Page →
Il est bien difficile d'éviter les erreurs quand on aborde la pensée antique, si même un éditeur permet de traduire "otium" par oisiveté, dans le même esprit de marketing qui laisse traduire "Confessions", dans Saint Augustin, par "Aveux". L'otium, c'est le loisir studieux, la retraite active loin des affaires de la cité, où l'on se consacre aux travaux vraiment humains, à savoir la philosophie. Ce loisir studieux est réservé aux nobles, qui ont à leur service esclaves et serviteurs chargés d'assurer leur vie matérielle. Sénèque appartient à l'élite sociale d'un monde qui méprise le travail, la production, l'utilitaire. Pour vivre dans un tel mépris, il faut être riche.

Seulement, Sénèque pratique la philosophie stoïcienne (non pas "stoïque" : est stoïque la personne qui sait souffrir sans se plaindre, ce n'est pas une activité philosophique, mais une qualité morale, le courage). Ce mot, philosophie, entraîne à son tour son lot de contresens : dès Socrate et Zénon, philosopher n'est pas seulement raisonner, encore moins exposer complaisamment ses "opinions" (ça, c'est le vice des sophistes, qui confondent pensée et opinion, la doctrine méthodique, construite, avec les préjugés). Philosopher, c'est se mettre modestement à l'école d'un maître, étudier ses textes, écouter ses enseignements, faire taire, le plus souvent, ses propres préjugés, et réformer sa manière de vivre. Pierre Hadot, dans son essai "La philosophie comme manière de vivre", a tout dit sur le sujet.

Consigne A → Relevez tous les noms de personnes mentionnés dans le texte sur Sénèque et l'otium.
Consigne B → Présentez sous forme de liste, en l'abrégeant, le paragraphe du texte sur Sénèque et l'otium qui commence par « Il est bien difficile d'éviter les erreurs », sans en perdre les faits essentiels.

Entrées de position des éléments
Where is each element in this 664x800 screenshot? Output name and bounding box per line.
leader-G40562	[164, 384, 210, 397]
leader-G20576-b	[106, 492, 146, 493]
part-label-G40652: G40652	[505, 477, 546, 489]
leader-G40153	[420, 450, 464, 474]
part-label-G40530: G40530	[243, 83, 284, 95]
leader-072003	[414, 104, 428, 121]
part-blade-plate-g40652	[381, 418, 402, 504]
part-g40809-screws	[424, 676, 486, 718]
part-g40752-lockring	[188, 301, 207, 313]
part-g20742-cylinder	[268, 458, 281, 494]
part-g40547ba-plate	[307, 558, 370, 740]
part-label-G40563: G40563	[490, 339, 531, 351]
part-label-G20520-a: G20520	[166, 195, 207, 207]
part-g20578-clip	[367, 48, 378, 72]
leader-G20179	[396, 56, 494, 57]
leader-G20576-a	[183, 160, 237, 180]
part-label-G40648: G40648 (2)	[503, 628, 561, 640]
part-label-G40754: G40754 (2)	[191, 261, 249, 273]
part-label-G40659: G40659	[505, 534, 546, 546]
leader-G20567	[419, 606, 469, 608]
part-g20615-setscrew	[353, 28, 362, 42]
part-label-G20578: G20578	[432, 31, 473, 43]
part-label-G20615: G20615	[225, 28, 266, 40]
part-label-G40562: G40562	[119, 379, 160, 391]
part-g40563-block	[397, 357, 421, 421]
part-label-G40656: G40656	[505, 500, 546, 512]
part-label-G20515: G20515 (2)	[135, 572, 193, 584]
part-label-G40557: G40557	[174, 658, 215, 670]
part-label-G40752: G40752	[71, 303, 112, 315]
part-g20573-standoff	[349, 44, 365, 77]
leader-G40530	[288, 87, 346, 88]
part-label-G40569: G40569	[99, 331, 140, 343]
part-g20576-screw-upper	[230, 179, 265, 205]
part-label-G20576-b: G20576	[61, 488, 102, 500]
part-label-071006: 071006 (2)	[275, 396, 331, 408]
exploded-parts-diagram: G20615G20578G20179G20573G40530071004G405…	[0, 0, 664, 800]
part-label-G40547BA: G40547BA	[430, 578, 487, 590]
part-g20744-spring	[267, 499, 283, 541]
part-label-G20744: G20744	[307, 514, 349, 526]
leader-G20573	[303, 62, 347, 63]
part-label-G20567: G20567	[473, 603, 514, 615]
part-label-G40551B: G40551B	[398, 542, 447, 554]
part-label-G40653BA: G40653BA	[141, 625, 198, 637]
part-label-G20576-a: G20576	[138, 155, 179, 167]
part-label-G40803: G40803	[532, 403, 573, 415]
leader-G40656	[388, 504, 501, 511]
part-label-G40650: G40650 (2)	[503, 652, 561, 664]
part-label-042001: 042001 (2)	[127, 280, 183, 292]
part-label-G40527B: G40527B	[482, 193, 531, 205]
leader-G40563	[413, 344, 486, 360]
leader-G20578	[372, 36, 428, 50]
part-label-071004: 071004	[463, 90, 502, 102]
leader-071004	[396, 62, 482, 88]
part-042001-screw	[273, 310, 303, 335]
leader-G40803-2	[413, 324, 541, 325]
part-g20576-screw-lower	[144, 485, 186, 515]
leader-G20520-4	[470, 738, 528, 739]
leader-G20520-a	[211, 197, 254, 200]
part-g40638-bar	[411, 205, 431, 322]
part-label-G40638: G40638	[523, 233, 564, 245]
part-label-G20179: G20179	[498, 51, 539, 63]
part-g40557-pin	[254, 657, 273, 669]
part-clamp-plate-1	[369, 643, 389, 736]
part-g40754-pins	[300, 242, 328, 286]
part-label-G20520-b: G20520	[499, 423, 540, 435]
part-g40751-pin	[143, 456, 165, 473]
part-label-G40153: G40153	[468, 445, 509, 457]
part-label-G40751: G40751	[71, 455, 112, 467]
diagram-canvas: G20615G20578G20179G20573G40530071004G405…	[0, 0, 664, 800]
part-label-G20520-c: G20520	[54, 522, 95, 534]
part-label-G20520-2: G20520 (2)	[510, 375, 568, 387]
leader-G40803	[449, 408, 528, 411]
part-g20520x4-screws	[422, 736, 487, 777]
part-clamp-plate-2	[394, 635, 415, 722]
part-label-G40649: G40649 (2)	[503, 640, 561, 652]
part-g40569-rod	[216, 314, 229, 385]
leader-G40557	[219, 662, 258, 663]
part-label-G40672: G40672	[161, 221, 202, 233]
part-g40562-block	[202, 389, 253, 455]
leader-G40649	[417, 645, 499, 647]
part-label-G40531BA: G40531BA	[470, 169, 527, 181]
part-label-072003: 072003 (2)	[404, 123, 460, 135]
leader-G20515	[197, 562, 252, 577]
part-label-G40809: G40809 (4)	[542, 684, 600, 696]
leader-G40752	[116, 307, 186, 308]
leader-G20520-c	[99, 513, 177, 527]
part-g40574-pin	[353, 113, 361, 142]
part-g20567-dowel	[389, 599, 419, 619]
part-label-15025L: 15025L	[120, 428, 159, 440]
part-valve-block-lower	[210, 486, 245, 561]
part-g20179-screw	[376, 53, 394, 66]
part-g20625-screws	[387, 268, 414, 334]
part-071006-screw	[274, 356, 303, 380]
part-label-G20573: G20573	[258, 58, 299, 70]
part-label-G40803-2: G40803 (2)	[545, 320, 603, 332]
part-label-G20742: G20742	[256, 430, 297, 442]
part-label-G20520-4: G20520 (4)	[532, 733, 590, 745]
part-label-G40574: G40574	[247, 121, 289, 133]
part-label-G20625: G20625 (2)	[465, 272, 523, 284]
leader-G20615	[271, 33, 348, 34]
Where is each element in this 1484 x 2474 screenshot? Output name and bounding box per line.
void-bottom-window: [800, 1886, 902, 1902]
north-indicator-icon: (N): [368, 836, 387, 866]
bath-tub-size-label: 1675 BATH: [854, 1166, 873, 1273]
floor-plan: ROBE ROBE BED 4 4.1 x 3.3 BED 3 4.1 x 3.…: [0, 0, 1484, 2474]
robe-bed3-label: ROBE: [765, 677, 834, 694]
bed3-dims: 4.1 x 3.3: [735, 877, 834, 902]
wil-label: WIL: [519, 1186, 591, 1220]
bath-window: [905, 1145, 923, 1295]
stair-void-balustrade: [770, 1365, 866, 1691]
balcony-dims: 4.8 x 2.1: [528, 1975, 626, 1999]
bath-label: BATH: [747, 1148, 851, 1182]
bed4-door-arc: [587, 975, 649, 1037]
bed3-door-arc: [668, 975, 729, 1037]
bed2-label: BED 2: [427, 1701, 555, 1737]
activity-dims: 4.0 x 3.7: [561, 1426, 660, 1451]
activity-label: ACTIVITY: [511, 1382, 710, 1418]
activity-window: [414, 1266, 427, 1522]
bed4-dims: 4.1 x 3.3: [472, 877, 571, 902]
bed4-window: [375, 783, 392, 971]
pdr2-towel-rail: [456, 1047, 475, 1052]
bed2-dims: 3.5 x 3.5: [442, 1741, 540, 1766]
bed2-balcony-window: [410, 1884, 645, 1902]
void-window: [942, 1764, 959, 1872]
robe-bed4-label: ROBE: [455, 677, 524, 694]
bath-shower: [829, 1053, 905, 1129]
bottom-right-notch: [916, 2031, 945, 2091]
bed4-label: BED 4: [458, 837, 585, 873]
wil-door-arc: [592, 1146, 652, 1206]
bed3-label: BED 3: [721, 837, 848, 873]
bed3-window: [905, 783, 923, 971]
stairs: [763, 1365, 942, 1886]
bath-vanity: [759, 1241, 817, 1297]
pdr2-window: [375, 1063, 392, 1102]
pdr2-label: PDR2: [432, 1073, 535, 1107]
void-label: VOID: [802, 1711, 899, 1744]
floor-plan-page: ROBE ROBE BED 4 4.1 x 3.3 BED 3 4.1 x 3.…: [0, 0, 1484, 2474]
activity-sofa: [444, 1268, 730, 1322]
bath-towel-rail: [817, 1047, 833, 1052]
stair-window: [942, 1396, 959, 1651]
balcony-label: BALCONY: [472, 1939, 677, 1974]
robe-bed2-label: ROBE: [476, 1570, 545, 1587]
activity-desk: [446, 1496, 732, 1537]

Réponse A →
- Saint Augustin
- Sénèque
- Socrate
- Zénon
- Pierre Hadot

Réponse B →
- Traduire « otium » par « oisiveté » est une erreur qui relève du même esprit de marketing que la traduction des « Confessions » de Saint Augustin par « Aveux ».
- L'otium désigne le loisir studieux, une retraite active loin des affaires de la cité, consacrée à la philosophie.
- Ce loisir est réservé aux nobles, dont la vie matérielle est assurée par des esclaves et des serviteurs.
- Sénèque appartient à cette élite sociale, qui méprise le travail, la production et l'utilitaire, un mépris qui suppose d'être riche.